_Directions for this task:_ For every line in the data below that contains "test", copy the line.

= = =

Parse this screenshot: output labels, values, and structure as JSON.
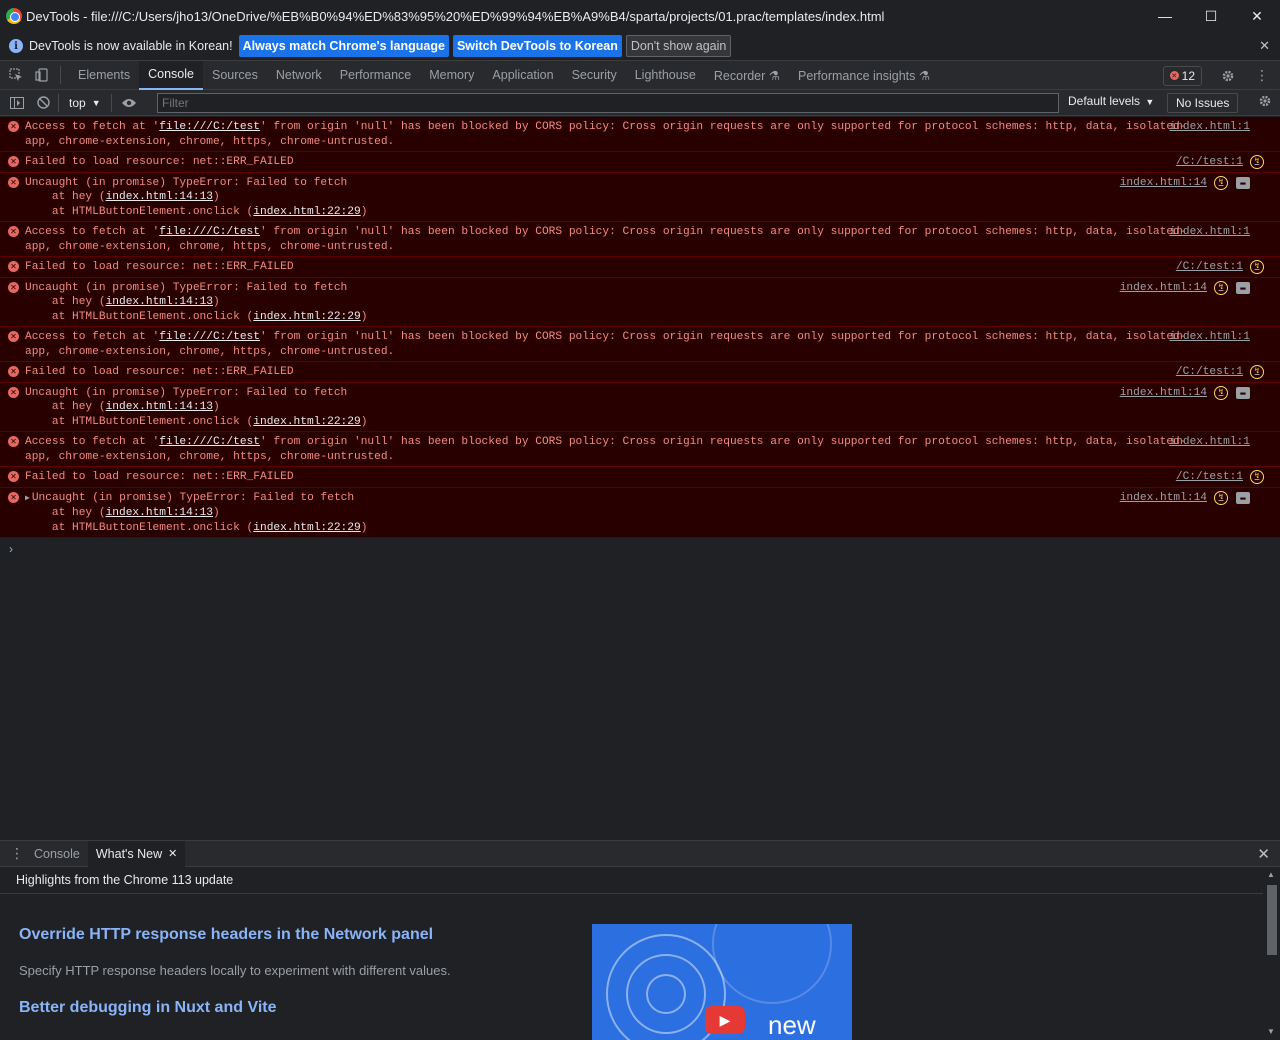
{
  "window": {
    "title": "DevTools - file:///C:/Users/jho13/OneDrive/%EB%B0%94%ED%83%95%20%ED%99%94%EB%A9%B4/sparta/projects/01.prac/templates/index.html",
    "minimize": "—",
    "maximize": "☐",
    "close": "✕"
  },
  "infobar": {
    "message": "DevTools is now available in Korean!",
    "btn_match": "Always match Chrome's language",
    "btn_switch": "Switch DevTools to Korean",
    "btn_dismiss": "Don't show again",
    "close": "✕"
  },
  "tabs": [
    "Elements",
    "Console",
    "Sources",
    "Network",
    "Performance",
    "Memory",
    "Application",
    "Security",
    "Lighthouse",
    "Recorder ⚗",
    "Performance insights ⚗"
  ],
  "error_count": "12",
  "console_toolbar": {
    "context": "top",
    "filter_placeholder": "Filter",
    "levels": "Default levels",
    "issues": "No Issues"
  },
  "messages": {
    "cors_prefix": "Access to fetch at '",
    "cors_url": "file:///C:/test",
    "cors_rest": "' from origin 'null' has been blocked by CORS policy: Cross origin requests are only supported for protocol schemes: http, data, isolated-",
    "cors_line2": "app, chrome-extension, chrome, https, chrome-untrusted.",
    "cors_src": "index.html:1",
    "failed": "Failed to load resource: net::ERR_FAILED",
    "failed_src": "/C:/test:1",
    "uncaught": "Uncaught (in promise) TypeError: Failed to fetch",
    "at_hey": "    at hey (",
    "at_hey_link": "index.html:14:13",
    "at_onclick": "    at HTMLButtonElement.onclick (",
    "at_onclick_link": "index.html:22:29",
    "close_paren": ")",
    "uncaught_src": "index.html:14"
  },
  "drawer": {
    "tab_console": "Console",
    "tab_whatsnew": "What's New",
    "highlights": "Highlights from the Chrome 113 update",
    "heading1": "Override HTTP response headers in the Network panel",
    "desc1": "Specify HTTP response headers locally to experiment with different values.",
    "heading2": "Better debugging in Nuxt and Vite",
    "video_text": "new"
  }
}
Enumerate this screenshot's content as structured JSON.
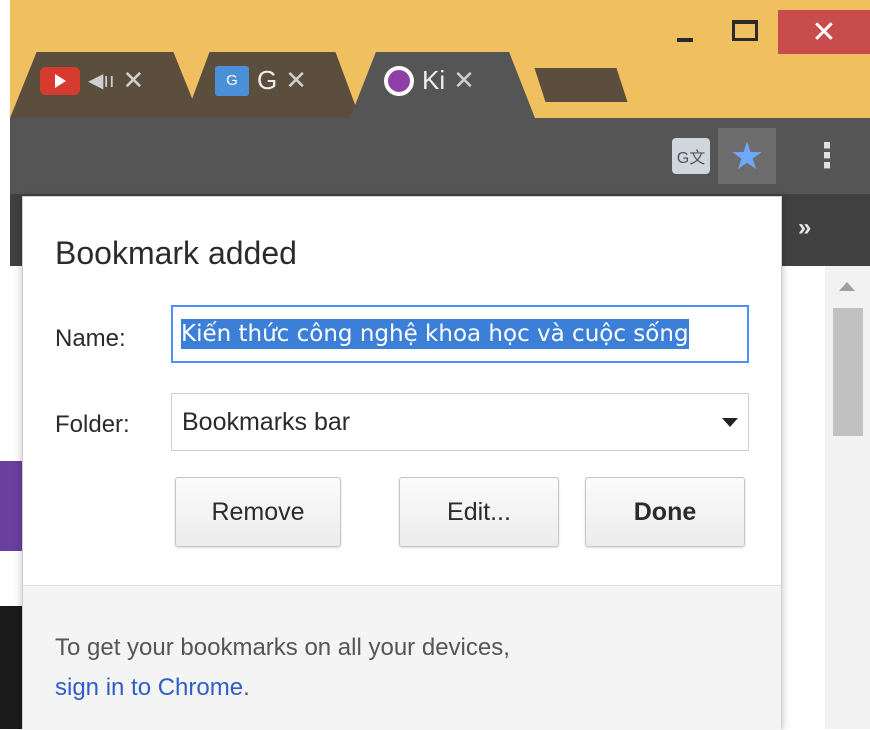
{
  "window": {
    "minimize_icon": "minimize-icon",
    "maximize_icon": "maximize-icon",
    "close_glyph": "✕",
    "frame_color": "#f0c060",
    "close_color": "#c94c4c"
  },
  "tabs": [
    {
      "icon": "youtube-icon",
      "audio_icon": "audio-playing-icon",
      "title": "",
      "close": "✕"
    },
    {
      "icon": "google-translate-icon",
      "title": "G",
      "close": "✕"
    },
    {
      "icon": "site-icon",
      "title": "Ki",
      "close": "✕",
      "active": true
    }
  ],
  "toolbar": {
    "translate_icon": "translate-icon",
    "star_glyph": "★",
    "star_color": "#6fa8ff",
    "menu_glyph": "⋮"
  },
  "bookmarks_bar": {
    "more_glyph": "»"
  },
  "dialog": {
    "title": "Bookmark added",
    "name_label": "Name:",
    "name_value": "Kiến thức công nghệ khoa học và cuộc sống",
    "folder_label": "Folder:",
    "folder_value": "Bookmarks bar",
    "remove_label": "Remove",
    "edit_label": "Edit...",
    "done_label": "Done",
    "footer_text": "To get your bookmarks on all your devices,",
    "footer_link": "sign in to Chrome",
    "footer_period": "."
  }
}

= = =

_Solution below:_
    "cors_url": "file:///C:/test",
    "failed_src": "/C:/test:1",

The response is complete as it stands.